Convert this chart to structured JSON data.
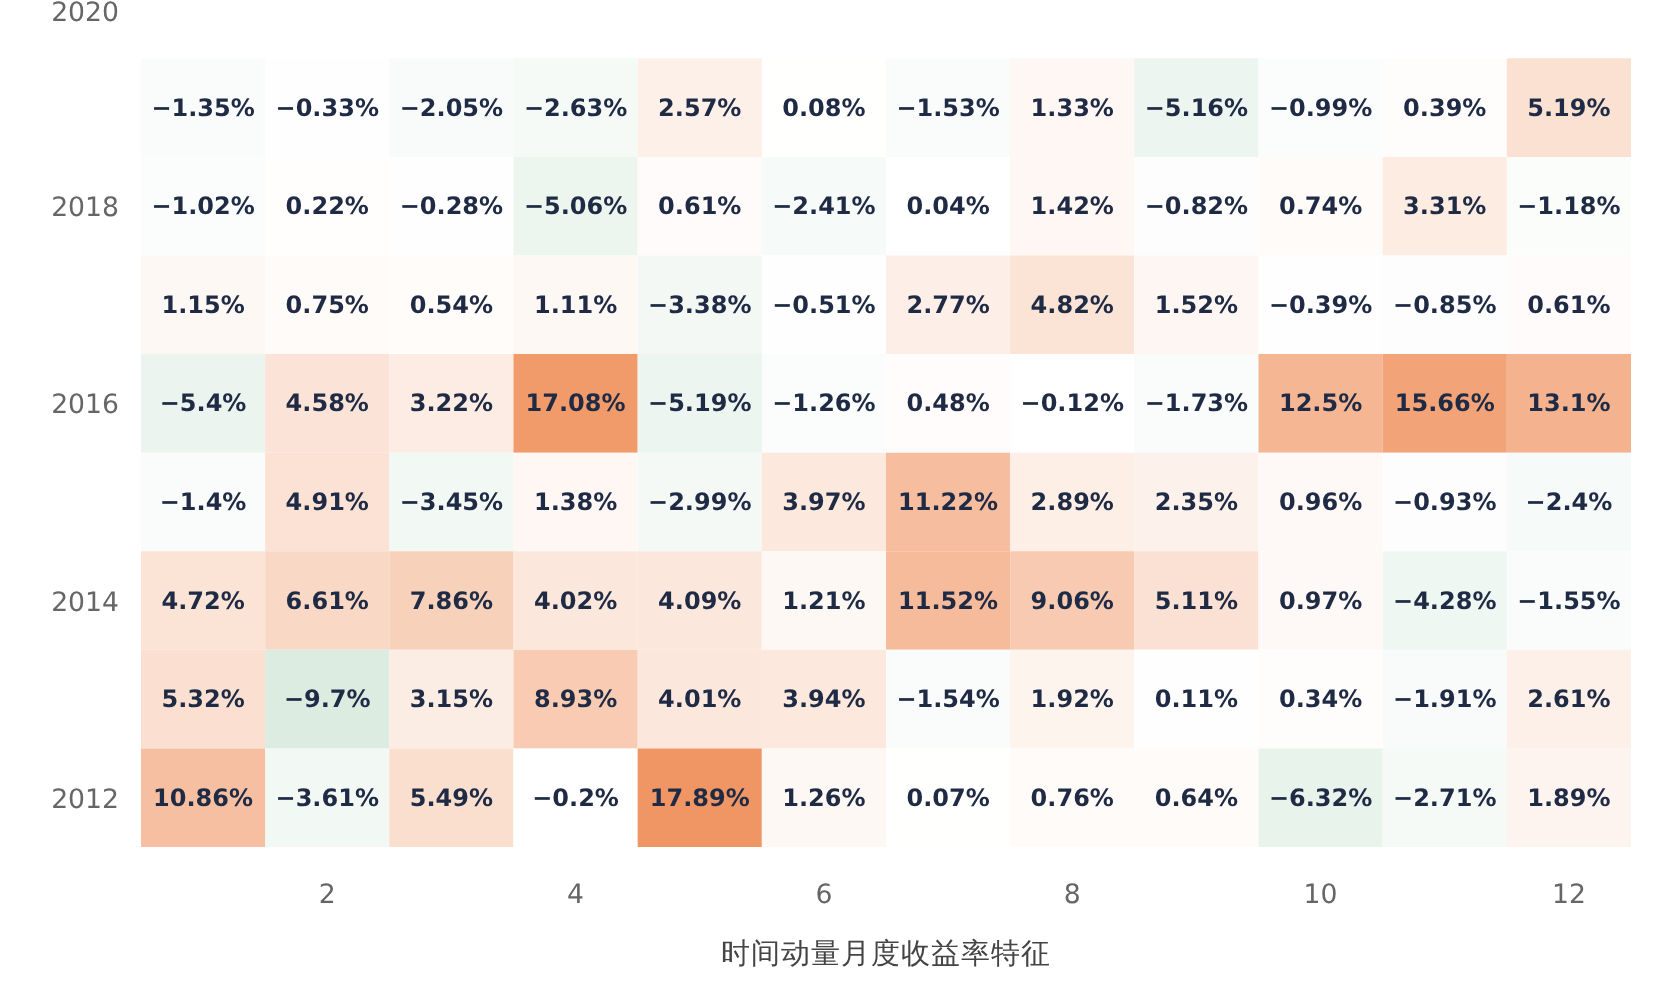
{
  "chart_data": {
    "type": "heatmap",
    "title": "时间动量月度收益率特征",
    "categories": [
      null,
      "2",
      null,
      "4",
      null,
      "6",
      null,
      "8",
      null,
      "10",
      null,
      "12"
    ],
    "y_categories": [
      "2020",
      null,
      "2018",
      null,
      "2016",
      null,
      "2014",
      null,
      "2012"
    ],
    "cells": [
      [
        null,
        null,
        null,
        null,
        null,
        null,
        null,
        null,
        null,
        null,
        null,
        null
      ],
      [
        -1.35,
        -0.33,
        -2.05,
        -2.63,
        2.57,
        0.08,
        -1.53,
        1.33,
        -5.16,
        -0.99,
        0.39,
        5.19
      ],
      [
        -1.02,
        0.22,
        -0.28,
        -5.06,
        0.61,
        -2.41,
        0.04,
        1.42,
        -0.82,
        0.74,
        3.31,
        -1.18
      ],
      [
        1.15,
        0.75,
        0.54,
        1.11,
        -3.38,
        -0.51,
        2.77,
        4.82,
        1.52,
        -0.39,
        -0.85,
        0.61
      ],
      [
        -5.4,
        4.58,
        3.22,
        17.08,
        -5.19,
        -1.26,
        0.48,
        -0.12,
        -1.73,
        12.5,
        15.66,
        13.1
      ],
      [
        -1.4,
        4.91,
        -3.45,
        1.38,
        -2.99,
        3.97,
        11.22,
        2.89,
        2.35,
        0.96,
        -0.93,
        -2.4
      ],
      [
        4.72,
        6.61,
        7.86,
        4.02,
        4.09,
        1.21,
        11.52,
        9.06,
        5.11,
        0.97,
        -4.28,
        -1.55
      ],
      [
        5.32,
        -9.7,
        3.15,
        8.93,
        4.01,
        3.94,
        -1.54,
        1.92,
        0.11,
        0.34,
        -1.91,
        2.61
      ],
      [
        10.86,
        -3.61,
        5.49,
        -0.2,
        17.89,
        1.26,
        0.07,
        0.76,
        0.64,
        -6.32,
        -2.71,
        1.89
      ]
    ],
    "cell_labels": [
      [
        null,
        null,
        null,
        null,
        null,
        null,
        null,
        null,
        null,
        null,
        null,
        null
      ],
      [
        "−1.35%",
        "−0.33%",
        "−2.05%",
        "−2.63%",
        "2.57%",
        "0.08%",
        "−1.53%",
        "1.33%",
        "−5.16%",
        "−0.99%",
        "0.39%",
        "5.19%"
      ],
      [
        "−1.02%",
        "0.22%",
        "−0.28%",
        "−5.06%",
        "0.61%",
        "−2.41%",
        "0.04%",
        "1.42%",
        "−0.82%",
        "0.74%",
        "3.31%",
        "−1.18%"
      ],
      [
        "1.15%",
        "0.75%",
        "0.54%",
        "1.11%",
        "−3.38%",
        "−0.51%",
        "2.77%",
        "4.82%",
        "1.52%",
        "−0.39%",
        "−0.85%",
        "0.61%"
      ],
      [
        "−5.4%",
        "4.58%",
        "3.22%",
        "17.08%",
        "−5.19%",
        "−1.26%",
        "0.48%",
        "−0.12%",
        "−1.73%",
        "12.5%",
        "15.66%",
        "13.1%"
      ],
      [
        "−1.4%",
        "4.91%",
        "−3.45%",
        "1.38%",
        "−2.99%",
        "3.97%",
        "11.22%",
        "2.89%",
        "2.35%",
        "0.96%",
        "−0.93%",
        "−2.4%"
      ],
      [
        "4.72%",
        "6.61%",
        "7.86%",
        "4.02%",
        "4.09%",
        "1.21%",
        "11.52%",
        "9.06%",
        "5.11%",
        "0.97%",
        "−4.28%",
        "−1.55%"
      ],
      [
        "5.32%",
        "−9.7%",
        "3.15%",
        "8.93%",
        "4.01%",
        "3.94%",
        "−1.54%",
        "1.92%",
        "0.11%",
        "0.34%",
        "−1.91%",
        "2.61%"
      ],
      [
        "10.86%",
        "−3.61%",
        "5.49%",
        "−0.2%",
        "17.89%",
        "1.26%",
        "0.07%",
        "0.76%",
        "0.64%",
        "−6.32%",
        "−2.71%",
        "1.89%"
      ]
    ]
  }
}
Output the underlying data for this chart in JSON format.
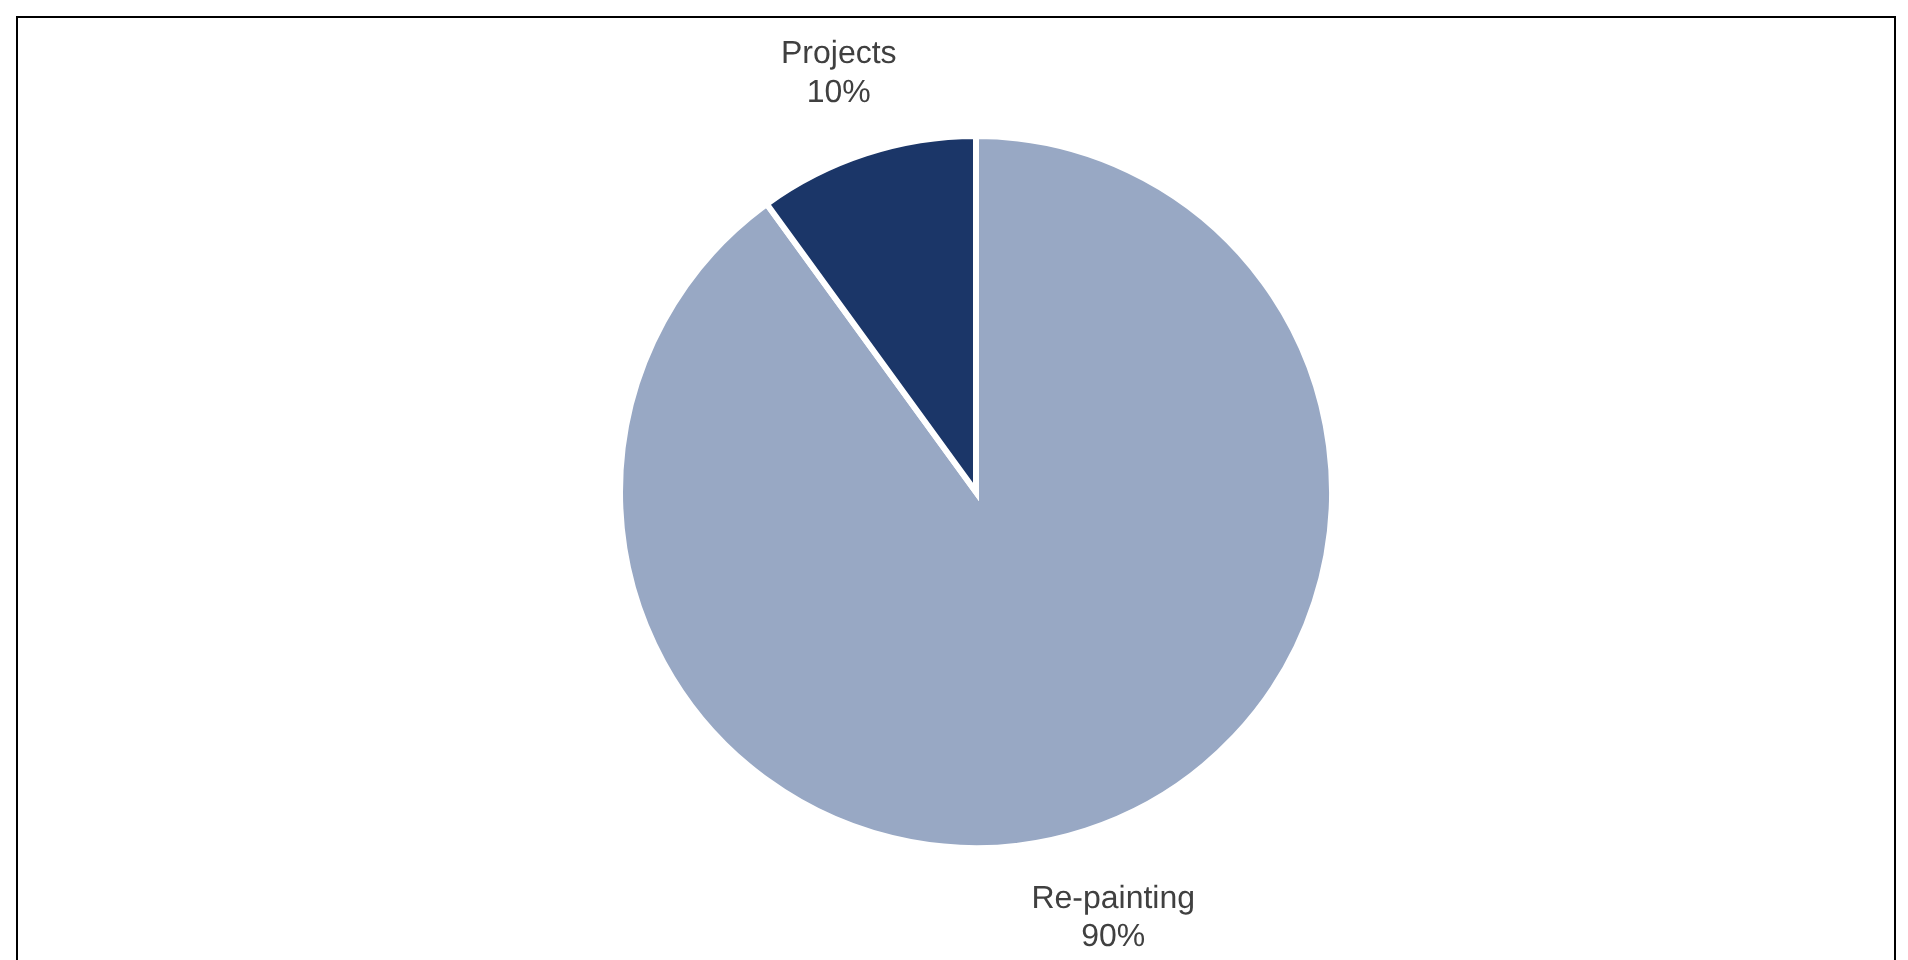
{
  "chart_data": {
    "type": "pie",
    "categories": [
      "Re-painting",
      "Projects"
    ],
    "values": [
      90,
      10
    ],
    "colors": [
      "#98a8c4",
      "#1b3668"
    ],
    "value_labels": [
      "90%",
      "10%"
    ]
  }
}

•••••

**What is needed:**
Quote the material word for word, dropping any images it holds.

**Result of the task:**
Convert this chart to structured JSON data.
{
  "chart_data": {
    "type": "heatmap",
    "title": "时间动量月度收益率特征",
    "categories": [
      null,
      "2",
      null,
      "4",
      null,
      "6",
      null,
      "8",
      null,
      "10",
      null,
      "12"
    ],
    "y_categories": [
      "2020",
      null,
      "2018",
      null,
      "2016",
      null,
      "2014",
      null,
      "2012"
    ],
    "cells": [
      [
        null,
        null,
        null,
        null,
        null,
        null,
        null,
        null,
        null,
        null,
        null,
        null
      ],
      [
        -1.35,
        -0.33,
        -2.05,
        -2.63,
        2.57,
        0.08,
        -1.53,
        1.33,
        -5.16,
        -0.99,
        0.39,
        5.19
      ],
      [
        -1.02,
        0.22,
        -0.28,
        -5.06,
        0.61,
        -2.41,
        0.04,
        1.42,
        -0.82,
        0.74,
        3.31,
        -1.18
      ],
      [
        1.15,
        0.75,
        0.54,
        1.11,
        -3.38,
        -0.51,
        2.77,
        4.82,
        1.52,
        -0.39,
        -0.85,
        0.61
      ],
      [
        -5.4,
        4.58,
        3.22,
        17.08,
        -5.19,
        -1.26,
        0.48,
        -0.12,
        -1.73,
        12.5,
        15.66,
        13.1
      ],
      [
        -1.4,
        4.91,
        -3.45,
        1.38,
        -2.99,
        3.97,
        11.22,
        2.89,
        2.35,
        0.96,
        -0.93,
        -2.4
      ],
      [
        4.72,
        6.61,
        7.86,
        4.02,
        4.09,
        1.21,
        11.52,
        9.06,
        5.11,
        0.97,
        -4.28,
        -1.55
      ],
      [
        5.32,
        -9.7,
        3.15,
        8.93,
        4.01,
        3.94,
        -1.54,
        1.92,
        0.11,
        0.34,
        -1.91,
        2.61
      ],
      [
        10.86,
        -3.61,
        5.49,
        -0.2,
        17.89,
        1.26,
        0.07,
        0.76,
        0.64,
        -6.32,
        -2.71,
        1.89
      ]
    ],
    "cell_labels": [
      [
        null,
        null,
        null,
        null,
        null,
        null,
        null,
        null,
        null,
        null,
        null,
        null
      ],
      [
        "−1.35%",
        "−0.33%",
        "−2.05%",
        "−2.63%",
        "2.57%",
        "0.08%",
        "−1.53%",
        "1.33%",
        "−5.16%",
        "−0.99%",
        "0.39%",
        "5.19%"
      ],
      [
        "−1.02%",
        "0.22%",
        "−0.28%",
        "−5.06%",
        "0.61%",
        "−2.41%",
        "0.04%",
        "1.42%",
        "−0.82%",
        "0.74%",
        "3.31%",
        "−1.18%"
      ],
      [
        "1.15%",
        "0.75%",
        "0.54%",
        "1.11%",
        "−3.38%",
        "−0.51%",
        "2.77%",
        "4.82%",
        "1.52%",
        "−0.39%",
        "−0.85%",
        "0.61%"
      ],
      [
        "−5.4%",
        "4.58%",
        "3.22%",
        "17.08%",
        "−5.19%",
        "−1.26%",
        "0.48%",
        "−0.12%",
        "−1.73%",
        "12.5%",
        "15.66%",
        "13.1%"
      ],
      [
        "−1.4%",
        "4.91%",
        "−3.45%",
        "1.38%",
        "−2.99%",
        "3.97%",
        "11.22%",
        "2.89%",
        "2.35%",
        "0.96%",
        "−0.93%",
        "−2.4%"
      ],
      [
        "4.72%",
        "6.61%",
        "7.86%",
        "4.02%",
        "4.09%",
        "1.21%",
        "11.52%",
        "9.06%",
        "5.11%",
        "0.97%",
        "−4.28%",
        "−1.55%"
      ],
      [
        "5.32%",
        "−9.7%",
        "3.15%",
        "8.93%",
        "4.01%",
        "3.94%",
        "−1.54%",
        "1.92%",
        "0.11%",
        "0.34%",
        "−1.91%",
        "2.61%"
      ],
      [
        "10.86%",
        "−3.61%",
        "5.49%",
        "−0.2%",
        "17.89%",
        "1.26%",
        "0.07%",
        "0.76%",
        "0.64%",
        "−6.32%",
        "−2.71%",
        "1.89%"
      ]
    ]
  }
}
Output the underlying data for this chart in JSON format.
{
  "chart_data": {
    "type": "pie",
    "categories": [
      "Re-painting",
      "Projects"
    ],
    "values": [
      90,
      10
    ],
    "colors": [
      "#98a8c4",
      "#1b3668"
    ],
    "value_labels": [
      "90%",
      "10%"
    ]
  }
}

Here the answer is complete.